- [DATA FOR PROCESSING]:
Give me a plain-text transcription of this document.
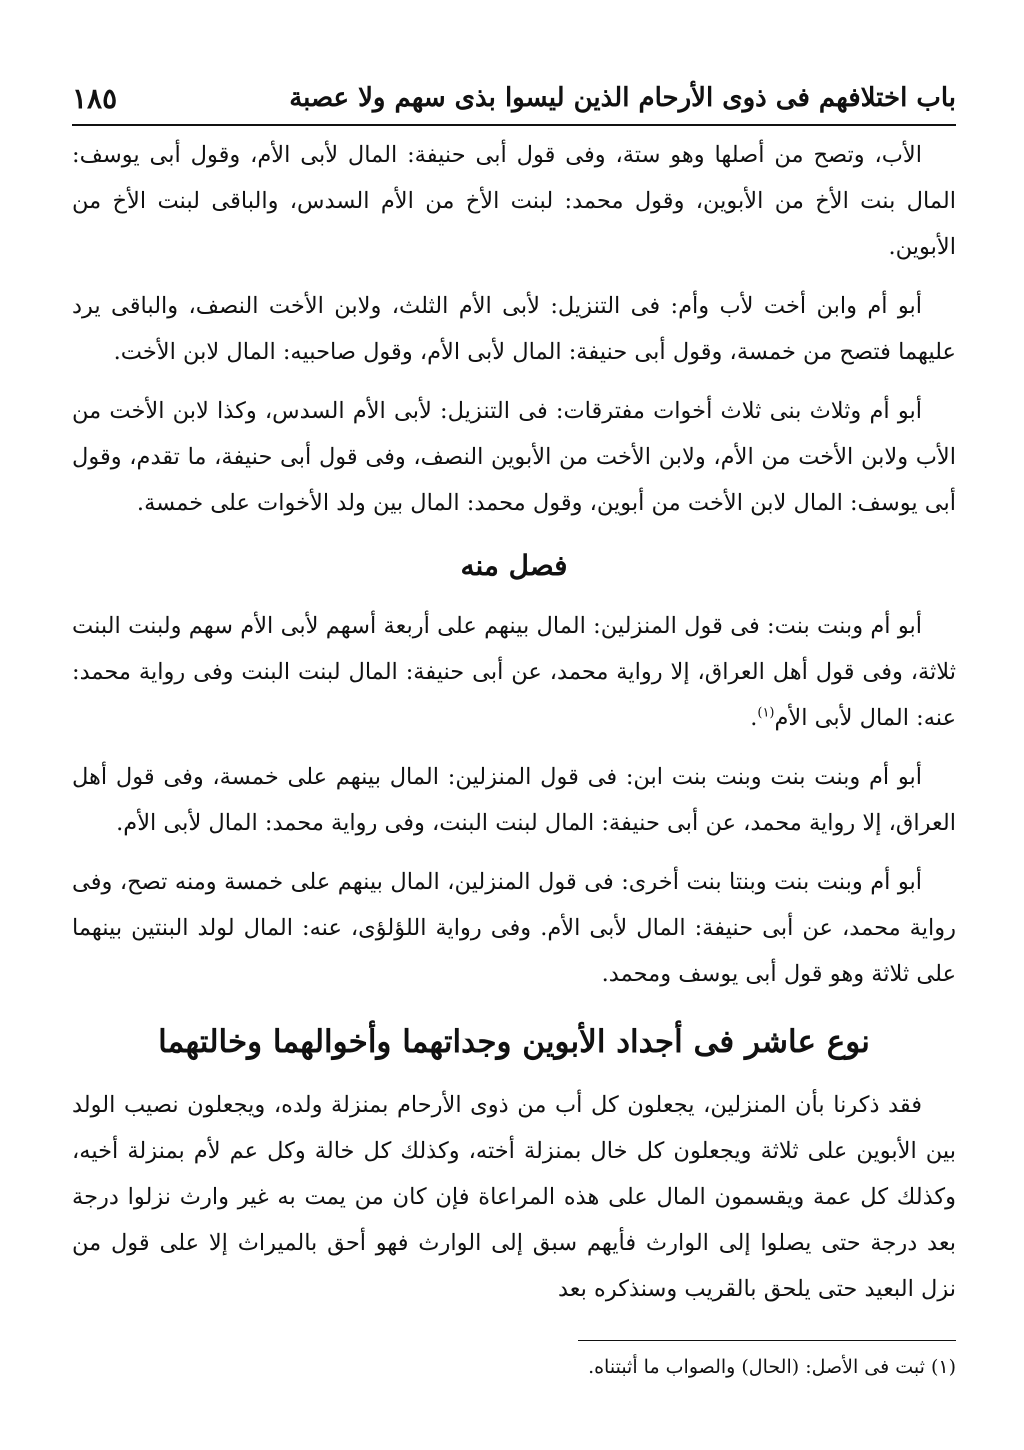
باب اختلافهم فى ذوى الأرحام الذين ليسوا بذى سهم ولا عصبة
١٨٥

الأب، وتصح من أصلها وهو ستة، وفى قول أبى حنيفة: المال لأبى الأم، وقول أبى يوسف: المال بنت الأخ من الأبوين، وقول محمد: لبنت الأخ من الأم السدس، والباقى لبنت الأخ من الأبوين.

أبو أم وابن أخت لأب وأم: فى التنزيل: لأبى الأم الثلث، ولابن الأخت النصف، والباقى يرد عليهما فتصح من خمسة، وقول أبى حنيفة: المال لأبى الأم، وقول صاحبيه: المال لابن الأخت.

أبو أم وثلاث بنى ثلاث أخوات مفترقات: فى التنزيل: لأبى الأم السدس، وكذا لابن الأخت من الأب ولابن الأخت من الأم، ولابن الأخت من الأبوين النصف، وفى قول أبى حنيفة، ما تقدم، وقول أبى يوسف: المال لابن الأخت من أبوين، وقول محمد: المال بين ولد الأخوات على خمسة.

فصل منه

أبو أم وبنت بنت: فى قول المنزلين: المال بينهم على أربعة أسهم لأبى الأم سهم ولبنت البنت ثلاثة، وفى قول أهل العراق، إلا رواية محمد، عن أبى حنيفة: المال لبنت البنت وفى رواية محمد: عنه: المال لأبى الأم$^{(١)}$.

أبو أم وبنت بنت وبنت بنت ابن: فى قول المنزلين: المال بينهم على خمسة، وفى قول أهل العراق، إلا رواية محمد، عن أبى حنيفة: المال لبنت البنت، وفى رواية محمد: المال لأبى الأم.

أبو أم وبنت بنت وبنتا بنت أخرى: فى قول المنزلين، المال بينهم على خمسة ومنه تصح، وفى رواية محمد، عن أبى حنيفة: المال لأبى الأم. وفى رواية اللؤلؤى، عنه: المال لولد البنتين بينهما على ثلاثة وهو قول أبى يوسف ومحمد.

نوع عاشر فى أجداد الأبوين وجداتهما وأخوالهما وخالتهما

فقد ذكرنا بأن المنزلين، يجعلون كل أب من ذوى الأرحام بمنزلة ولده، ويجعلون نصيب الولد بين الأبوين على ثلاثة ويجعلون كل خال بمنزلة أخته، وكذلك كل خالة وكل عم لأم بمنزلة أخيه، وكذلك كل عمة ويقسمون المال على هذه المراعاة فإن كان من يمت به غير وارث نزلوا درجة بعد درجة حتى يصلوا إلى الوارث فأيهم سبق إلى الوارث فهو أحق بالميراث إلا على قول من نزل البعيد حتى يلحق بالقريب وسنذكره بعد

(١) ثبت فى الأصل: (الحال) والصواب ما أثبتناه.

- [EXERCISE PROMPT]: Where a line in the material above holds "رواية", copy that line.

- [TASK SOLUTION]:
أبو أم وبنت بنت: فى قول المنزلين: المال بينهم على أربعة أسهم لأبى الأم سهم ولبنت البنت ثلاثة، وفى قول أهل العراق، إلا رواية محمد، عن أبى حنيفة: المال لبنت البنت وفى رواية محمد: عنه: المال لأبى الأم$^{(١)}$.
أبو أم وبنت بنت وبنت بنت ابن: فى قول المنزلين: المال بينهم على خمسة، وفى قول أهل العراق، إلا رواية محمد، عن أبى حنيفة: المال لبنت البنت، وفى رواية محمد: المال لأبى الأم.
أبو أم وبنت بنت وبنتا بنت أخرى: فى قول المنزلين، المال بينهم على خمسة ومنه تصح، وفى رواية محمد، عن أبى حنيفة: المال لأبى الأم. وفى رواية اللؤلؤى، عنه: المال لولد البنتين بينهما على ثلاثة وهو قول أبى يوسف ومحمد.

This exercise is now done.